[Extracted data entries]

===

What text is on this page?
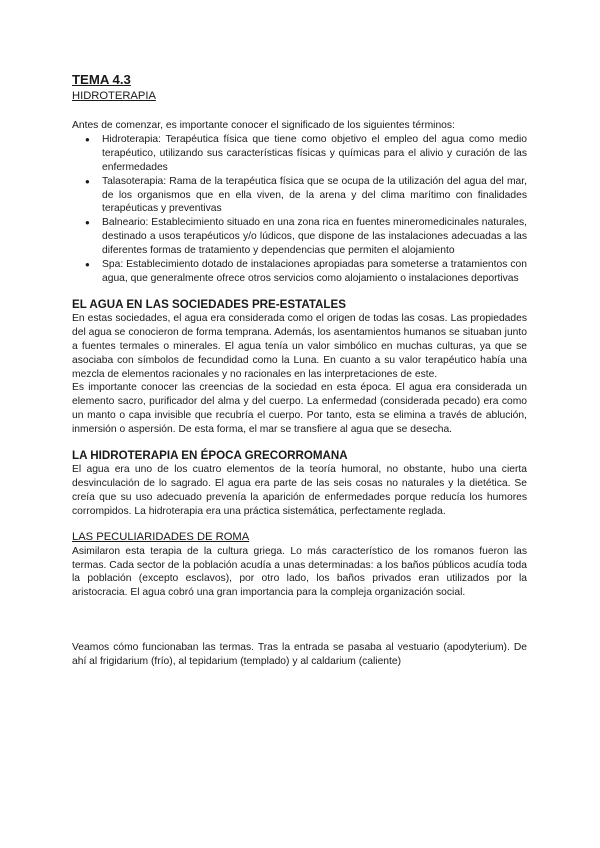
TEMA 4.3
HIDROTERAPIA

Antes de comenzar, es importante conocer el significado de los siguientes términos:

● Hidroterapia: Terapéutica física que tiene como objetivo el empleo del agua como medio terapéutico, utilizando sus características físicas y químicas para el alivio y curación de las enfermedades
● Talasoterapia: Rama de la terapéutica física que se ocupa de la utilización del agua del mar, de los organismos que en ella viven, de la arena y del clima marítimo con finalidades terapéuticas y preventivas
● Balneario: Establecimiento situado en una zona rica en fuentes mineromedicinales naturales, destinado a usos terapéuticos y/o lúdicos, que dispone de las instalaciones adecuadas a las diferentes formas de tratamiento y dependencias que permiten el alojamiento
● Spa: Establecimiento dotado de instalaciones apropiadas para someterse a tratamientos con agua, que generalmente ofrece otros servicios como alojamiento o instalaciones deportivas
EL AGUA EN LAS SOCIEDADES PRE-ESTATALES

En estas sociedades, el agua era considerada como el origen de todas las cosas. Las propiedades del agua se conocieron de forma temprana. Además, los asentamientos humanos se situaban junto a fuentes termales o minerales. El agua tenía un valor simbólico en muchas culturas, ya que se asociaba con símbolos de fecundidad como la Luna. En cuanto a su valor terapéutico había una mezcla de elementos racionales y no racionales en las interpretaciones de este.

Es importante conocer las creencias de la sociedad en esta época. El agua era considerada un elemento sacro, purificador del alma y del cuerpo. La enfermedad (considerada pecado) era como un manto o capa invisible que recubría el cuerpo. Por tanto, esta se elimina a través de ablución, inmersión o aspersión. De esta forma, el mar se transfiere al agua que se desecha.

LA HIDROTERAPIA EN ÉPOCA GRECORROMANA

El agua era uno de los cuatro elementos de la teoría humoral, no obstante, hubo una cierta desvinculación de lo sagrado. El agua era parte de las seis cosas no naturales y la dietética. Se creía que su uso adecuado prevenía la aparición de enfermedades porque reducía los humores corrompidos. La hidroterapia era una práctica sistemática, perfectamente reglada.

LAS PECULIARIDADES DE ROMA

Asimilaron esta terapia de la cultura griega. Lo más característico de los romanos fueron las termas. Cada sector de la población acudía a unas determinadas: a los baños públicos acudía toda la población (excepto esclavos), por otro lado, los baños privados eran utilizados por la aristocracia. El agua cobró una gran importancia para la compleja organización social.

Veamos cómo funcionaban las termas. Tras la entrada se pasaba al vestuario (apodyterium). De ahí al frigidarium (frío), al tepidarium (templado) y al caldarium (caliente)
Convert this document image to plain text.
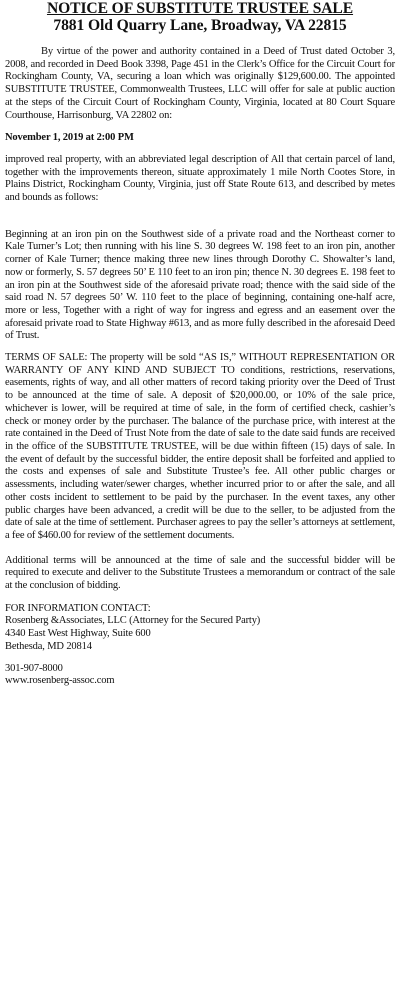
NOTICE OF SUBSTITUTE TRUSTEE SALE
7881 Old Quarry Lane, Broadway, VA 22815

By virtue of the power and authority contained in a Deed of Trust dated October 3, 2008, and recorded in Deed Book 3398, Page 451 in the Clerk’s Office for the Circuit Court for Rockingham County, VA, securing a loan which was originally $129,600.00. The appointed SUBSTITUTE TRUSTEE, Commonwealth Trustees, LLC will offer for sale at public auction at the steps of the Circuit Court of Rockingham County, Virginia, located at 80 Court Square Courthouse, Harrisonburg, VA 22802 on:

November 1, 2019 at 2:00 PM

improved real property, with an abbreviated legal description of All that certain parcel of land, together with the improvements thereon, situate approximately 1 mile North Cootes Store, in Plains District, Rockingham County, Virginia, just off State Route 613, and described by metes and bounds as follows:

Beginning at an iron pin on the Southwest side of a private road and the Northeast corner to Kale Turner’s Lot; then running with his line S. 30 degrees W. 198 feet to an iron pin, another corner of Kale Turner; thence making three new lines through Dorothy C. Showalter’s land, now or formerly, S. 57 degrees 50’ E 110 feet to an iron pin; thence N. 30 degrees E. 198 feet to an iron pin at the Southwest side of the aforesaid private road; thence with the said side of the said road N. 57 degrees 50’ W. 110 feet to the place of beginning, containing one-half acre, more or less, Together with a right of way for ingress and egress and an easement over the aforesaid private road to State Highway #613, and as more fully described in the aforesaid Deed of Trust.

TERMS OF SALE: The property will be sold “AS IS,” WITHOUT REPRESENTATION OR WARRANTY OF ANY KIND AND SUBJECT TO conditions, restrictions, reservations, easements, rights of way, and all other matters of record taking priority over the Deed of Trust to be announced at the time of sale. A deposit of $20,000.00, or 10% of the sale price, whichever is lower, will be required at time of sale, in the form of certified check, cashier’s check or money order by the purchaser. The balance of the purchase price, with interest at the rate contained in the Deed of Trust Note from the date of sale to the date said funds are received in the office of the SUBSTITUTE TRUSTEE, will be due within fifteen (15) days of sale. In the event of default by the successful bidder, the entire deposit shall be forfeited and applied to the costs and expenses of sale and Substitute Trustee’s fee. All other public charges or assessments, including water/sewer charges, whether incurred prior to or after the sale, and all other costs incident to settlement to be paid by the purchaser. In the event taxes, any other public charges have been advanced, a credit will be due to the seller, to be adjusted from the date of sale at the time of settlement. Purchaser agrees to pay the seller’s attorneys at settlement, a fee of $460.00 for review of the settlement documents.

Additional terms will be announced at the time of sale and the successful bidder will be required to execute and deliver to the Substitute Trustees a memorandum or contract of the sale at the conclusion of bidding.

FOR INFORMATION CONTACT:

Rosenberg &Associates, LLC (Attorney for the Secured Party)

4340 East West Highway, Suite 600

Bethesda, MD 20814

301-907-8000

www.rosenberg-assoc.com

===

§ **DIRECTIONS FOR THIS TASK**
Report all lines of the material that contain the word "física".

§ **OUTPUT FOR THIS TASK**
● Hidroterapia: Terapéutica física que tiene como objetivo el empleo del agua como medio terapéutico, utilizando sus características físicas y químicas para el alivio y curación de las enfermedades
● Talasoterapia: Rama de la terapéutica física que se ocupa de la utilización del agua del mar, de los organismos que en ella viven, de la arena y del clima marítimo con finalidades terapéuticas y preventivas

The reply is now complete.